— start of TEXT SECTION —

[SystemSafety] State of the art for "safe Linux"

Mon Aug 5 14:01:33 CEST 2024

your "#where to next" sounds like “turtles all the way down”

why not break the cycle of attempting to square the circle and 

model deterministic (non-software or at least non-complex software) designs for monitoring non-deterministic systems?

> On Aug 5, 2024, at 7:33 AM, Paul Sherwood <paul.sherwood at codethink.co.uk> wrote:
> 
> I've been continuing to wrestle with the dragon of 'safe Linux' with colleagues
> and we are now preparing for renewed discussion with certification authorities.
> 
> The following is my attempt at a review of the current literature and I would
> very much appreciate feedback, and references to other relevant materials I may
> have missed.
> 
> br
> Paul
> 
> # State-Of-The-Art
> 
> One of the sensible principles expressed by the safety engineering community
> is that practitioners should keep up with (and learn from) the
> 'state-of-the-art'.
> 
> In fact this is stated directly in ISO 26262: "The achievement of an objective
> of the ISO 26262 series of standards is judged considering the corresponding
> requirements of these standards, the state-of-the-art regarding technical
> solutions and the applicable engineering domain knowledge at the time of the
> development."
> 
> This is true not only for the standards, but also in some legal frameworks.
> For example, quoting from the German Federal Portal [0]:
> 
> "'State of the art' is a common legal term. Technical development is quicker
> than legislation. For this reason, it has proven successful for many years in
> many areas of law to refer to the 'state of the art' in laws instead of trying
> to specify concrete technical requirements in the law. What is the state of
> the art at a certain point in time can be determined, for example, on the
> basis of existing national or international standards such as DIN, ISO, DKE or
> ISO/IEC or based on role models in the respective areas that have been
> successfully tested in practice. Since the necessary technical measures may
> differ depending on the specific case, it is not possible to describe the
> 'state of the art' in generally applicable and conclusive terms."

— end of TEXT SECTION —
— start of DATA LINES —

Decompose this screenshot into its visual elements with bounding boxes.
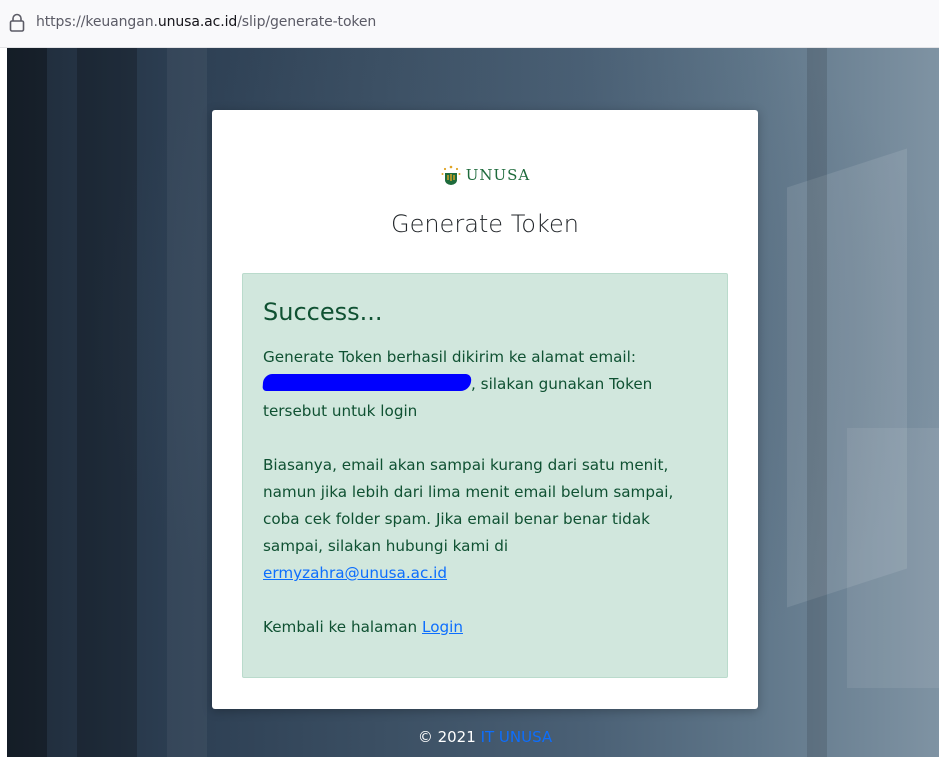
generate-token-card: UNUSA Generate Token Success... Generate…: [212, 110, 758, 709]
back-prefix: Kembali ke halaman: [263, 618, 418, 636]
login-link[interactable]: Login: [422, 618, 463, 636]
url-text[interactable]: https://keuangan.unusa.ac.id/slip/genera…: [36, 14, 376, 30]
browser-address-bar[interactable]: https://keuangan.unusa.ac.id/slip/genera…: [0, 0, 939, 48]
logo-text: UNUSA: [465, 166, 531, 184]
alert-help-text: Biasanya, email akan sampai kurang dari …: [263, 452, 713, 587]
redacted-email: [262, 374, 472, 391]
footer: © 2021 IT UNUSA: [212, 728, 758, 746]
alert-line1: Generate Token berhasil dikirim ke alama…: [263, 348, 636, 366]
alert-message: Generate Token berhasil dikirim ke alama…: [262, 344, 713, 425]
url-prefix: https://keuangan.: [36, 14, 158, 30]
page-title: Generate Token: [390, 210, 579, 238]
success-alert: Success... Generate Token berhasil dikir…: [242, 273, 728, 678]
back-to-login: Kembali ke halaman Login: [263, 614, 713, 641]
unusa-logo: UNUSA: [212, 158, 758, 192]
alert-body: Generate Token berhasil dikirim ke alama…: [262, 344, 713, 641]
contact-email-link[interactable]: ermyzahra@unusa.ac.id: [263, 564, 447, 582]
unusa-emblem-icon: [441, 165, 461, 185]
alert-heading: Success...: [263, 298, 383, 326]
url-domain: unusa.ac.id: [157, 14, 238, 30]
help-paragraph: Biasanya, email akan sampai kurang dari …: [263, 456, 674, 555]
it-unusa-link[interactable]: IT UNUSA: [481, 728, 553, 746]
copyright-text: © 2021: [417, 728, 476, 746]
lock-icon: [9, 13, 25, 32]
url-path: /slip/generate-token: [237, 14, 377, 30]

— end of DATA LINES —

> [YOUR TASKS]:
1: List every standard named as an example in the passage the safe Linux thread quotes from the German Federal Portal.
2: Reproduce the passage of the safe Linux thread starting at "model deterministic (non-software" and ending at "with certification authorities.".

> [EXERCISE RESPONSES]:
1: DIN, ISO, DKE, ISO/IEC

2:
model deterministic (non-software or at least non-complex software) designs for monitoring non-deterministic systems?

> On Aug 5, 2024, at 7:33 AM, Paul Sherwood <paul.sherwood at codethink.co.uk> wrote:
> 
> I've been continuing to wrestle with the dragon of 'safe Linux' with colleagues
> and we are now preparing for renewed discussion with certification authorities.